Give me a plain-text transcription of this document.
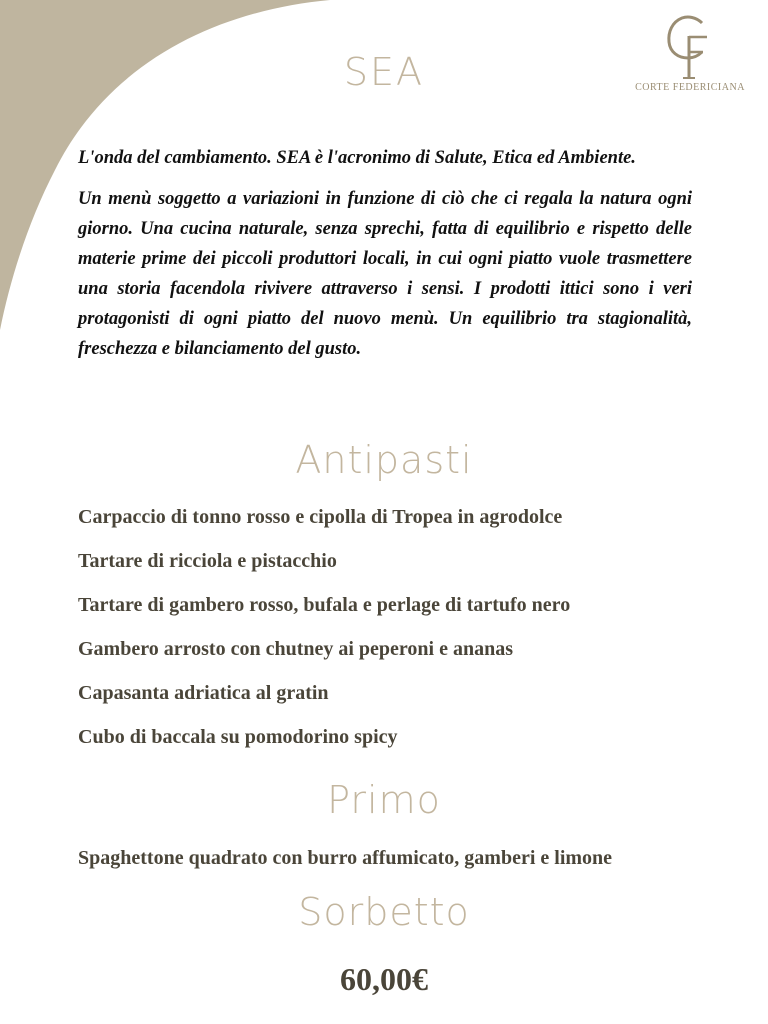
SEA	CORTE FEDERICIANA

L'onda del cambiamento. SEA è l'acronimo di Salute, Etica ed Ambiente.

Un menù soggetto a variazioni in funzione di ciò che ci regala la natura ogni giorno. Una cucina naturale, senza sprechi, fatta di equilibrio e rispetto delle materie prime dei piccoli produttori locali, in cui ogni piatto vuole trasmettere una storia facendola rivivere attraverso i sensi. I prodotti ittici sono i veri protagonisti di ogni piatto del nuovo menù. Un equilibrio tra stagionalità, freschezza e bilanciamento del gusto.

Antipasti
Carpaccio di tonno rosso e cipolla di Tropea in agrodolce
Tartare di ricciola e pistacchio
Tartare di gambero rosso, bufala e perlage di tartufo nero
Gambero arrosto con chutney ai peperoni e ananas
Capasanta adriatica al gratin
Cubo di baccala su pomodorino spicy
Primo
Spaghettone quadrato con burro affumicato, gamberi e limone
Sorbetto
60,00€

- - - -

Set problem: Copy down every line of the material above that includes the string "rosso".

Result:
Carpaccio di tonno rosso e cipolla di Tropea in agrodolce
Tartare di gambero rosso, bufala e perlage di tartufo nero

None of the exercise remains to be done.